> [Instructions for the task] Please give the listing again, word for word, with nothing left out.
====== Listing ======
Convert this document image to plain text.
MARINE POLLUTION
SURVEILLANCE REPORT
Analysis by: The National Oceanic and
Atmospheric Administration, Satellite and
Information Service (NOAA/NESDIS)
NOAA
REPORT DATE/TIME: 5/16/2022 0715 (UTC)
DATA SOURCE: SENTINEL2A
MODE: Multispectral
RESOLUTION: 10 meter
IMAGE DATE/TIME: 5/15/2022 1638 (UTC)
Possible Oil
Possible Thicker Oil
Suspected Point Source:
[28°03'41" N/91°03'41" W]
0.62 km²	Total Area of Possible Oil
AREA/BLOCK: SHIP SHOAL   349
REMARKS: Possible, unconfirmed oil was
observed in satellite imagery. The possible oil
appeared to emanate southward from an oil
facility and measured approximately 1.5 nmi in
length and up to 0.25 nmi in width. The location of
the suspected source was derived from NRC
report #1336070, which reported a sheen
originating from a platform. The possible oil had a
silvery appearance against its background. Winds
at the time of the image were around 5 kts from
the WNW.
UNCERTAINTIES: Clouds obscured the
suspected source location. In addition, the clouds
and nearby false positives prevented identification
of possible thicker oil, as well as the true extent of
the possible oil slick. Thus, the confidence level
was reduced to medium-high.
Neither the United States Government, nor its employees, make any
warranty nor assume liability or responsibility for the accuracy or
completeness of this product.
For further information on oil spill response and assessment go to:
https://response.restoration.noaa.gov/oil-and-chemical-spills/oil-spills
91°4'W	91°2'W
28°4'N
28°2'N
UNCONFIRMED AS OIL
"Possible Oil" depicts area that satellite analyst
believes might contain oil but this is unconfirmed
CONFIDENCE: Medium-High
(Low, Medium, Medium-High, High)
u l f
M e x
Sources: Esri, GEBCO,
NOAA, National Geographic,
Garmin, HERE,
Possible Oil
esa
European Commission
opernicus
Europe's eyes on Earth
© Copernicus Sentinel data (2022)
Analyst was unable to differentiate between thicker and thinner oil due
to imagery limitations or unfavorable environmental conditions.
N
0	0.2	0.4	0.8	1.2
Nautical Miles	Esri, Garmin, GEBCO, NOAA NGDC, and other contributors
======
> [Output of the exercise]
Convert this document image to plain text.
MARINE POLLUTION
SURVEILLANCE REPORT
Analysis by: The National Oceanic and
Atmospheric Administration, Satellite and
Information Service (NOAA/NESDIS)
NOAA
REPORT DATE/TIME: 5/16/2022 0715 (UTC)
DATA SOURCE: SENTINEL2A
MODE: Multispectral
RESOLUTION: 10 meter
IMAGE DATE/TIME: 5/15/2022 1638 (UTC)
Possible Oil
Possible Thicker Oil
Suspected Point Source:
[28°03'41" N/91°03'41" W]
0.62 km²	Total Area of Possible Oil
AREA/BLOCK: SHIP SHOAL   349
REMARKS: Possible, unconfirmed oil was
observed in satellite imagery. The possible oil
appeared to emanate southward from an oil
facility and measured approximately 1.5 nmi in
length and up to 0.25 nmi in width. The location of
the suspected source was derived from NRC
report #1336070, which reported a sheen
originating from a platform. The possible oil had a
silvery appearance against its background. Winds
at the time of the image were around 5 kts from
the WNW.
UNCERTAINTIES: Clouds obscured the
suspected source location. In addition, the clouds
and nearby false positives prevented identification
of possible thicker oil, as well as the true extent of
the possible oil slick. Thus, the confidence level
was reduced to medium-high.
Neither the United States Government, nor its employees, make any
warranty nor assume liability or responsibility for the accuracy or
completeness of this product.
For further information on oil spill response and assessment go to:
https://response.restoration.noaa.gov/oil-and-chemical-spills/oil-spills
91°4'W	91°2'W
28°4'N
28°2'N
UNCONFIRMED AS OIL
"Possible Oil" depicts area that satellite analyst
believes might contain oil but this is unconfirmed
CONFIDENCE: Medium-High
(Low, Medium, Medium-High, High)
u l f
M e x
Sources: Esri, GEBCO,
NOAA, National Geographic,
Garmin, HERE,
Possible Oil
esa
European Commission
opernicus
Europe's eyes on Earth
© Copernicus Sentinel data (2022)
Analyst was unable to differentiate between thicker and thinner oil due
to imagery limitations or unfavorable environmental conditions.
N
0	0.2	0.4	0.8	1.2
Nautical Miles	Esri, Garmin, GEBCO, NOAA NGDC, and other contributors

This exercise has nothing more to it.